* _Exercise directions_
List every line below containing "Cartesian".

>> start Records shown

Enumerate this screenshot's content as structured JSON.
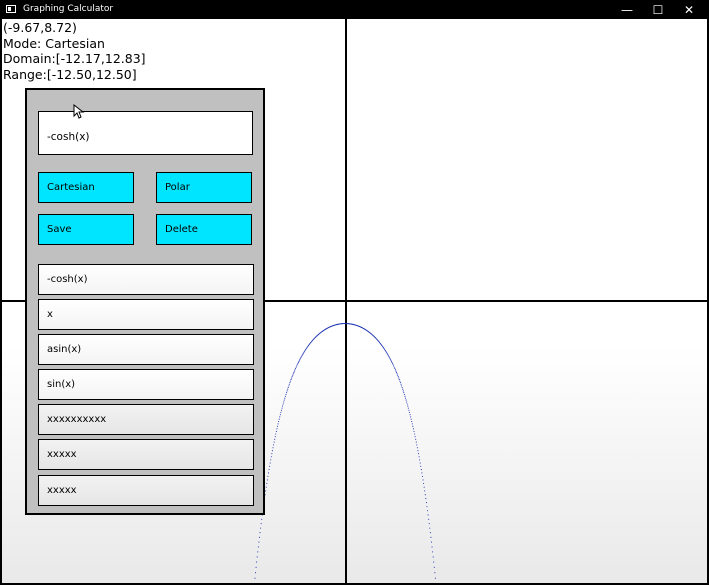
{
  "window": {
    "title": "Graphing Calculator",
    "controls": {
      "minimize": "—",
      "maximize": "☐",
      "close": "✕"
    }
  },
  "readout": {
    "coords": "(-9.67,8.72)",
    "mode": "Mode: Cartesian",
    "domain": "Domain:[-12.17,12.83]",
    "range": "Range:[-12.50,12.50]"
  },
  "panel": {
    "expression_value": "-cosh(x)",
    "buttons": {
      "cartesian": "Cartesian",
      "polar": "Polar",
      "save": "Save",
      "delete": "Delete"
    },
    "saved_functions": [
      "-cosh(x)",
      "x",
      "asin(x)",
      "sin(x)",
      "xxxxxxxxxx",
      "xxxxx",
      "xxxxx"
    ]
  },
  "plot": {
    "function": "-cosh(x)",
    "curve_color": "#1a2fb0",
    "axis_color": "#000000",
    "button_color": "#00e5ff"
  }
}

>> end Records shown

* _In response_
    "mode": "Mode: Cartesian",
      "cartesian": "Cartesian",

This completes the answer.